Repeat the lines that follow, leaving nothing out.
=-=-=-=-=
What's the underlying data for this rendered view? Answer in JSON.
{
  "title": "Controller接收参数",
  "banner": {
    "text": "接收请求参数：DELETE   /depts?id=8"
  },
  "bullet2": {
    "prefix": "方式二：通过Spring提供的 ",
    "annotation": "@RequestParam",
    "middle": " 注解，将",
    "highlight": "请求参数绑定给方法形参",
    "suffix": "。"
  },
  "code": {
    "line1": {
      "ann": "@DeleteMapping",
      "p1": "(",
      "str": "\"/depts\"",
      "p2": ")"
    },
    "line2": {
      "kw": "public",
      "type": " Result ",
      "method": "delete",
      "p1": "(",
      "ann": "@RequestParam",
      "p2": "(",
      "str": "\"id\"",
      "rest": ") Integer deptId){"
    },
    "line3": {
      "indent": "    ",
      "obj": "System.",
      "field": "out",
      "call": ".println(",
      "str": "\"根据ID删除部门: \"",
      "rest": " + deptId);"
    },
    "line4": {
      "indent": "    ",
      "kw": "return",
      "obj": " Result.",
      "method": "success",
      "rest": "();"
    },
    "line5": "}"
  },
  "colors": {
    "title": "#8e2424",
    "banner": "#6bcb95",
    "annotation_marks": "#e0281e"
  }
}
=-=-=-=-=
ANSWER TO THE PROBLEM:
What's the underlying data for this rendered view? Answer in JSON.
{
  "title": "Controller接收参数",
  "banner": {
    "text": "接收请求参数：DELETE   /depts?id=8"
  },
  "bullet2": {
    "prefix": "方式二：通过Spring提供的 ",
    "annotation": "@RequestParam",
    "middle": " 注解，将",
    "highlight": "请求参数绑定给方法形参",
    "suffix": "。"
  },
  "code": {
    "line1": {
      "ann": "@DeleteMapping",
      "p1": "(",
      "str": "\"/depts\"",
      "p2": ")"
    },
    "line2": {
      "kw": "public",
      "type": " Result ",
      "method": "delete",
      "p1": "(",
      "ann": "@RequestParam",
      "p2": "(",
      "str": "\"id\"",
      "rest": ") Integer deptId){"
    },
    "line3": {
      "indent": "    ",
      "obj": "System.",
      "field": "out",
      "call": ".println(",
      "str": "\"根据ID删除部门: \"",
      "rest": " + deptId);"
    },
    "line4": {
      "indent": "    ",
      "kw": "return",
      "obj": " Result.",
      "method": "success",
      "rest": "();"
    },
    "line5": "}"
  },
  "colors": {
    "title": "#8e2424",
    "banner": "#6bcb95",
    "annotation_marks": "#e0281e"
  }
}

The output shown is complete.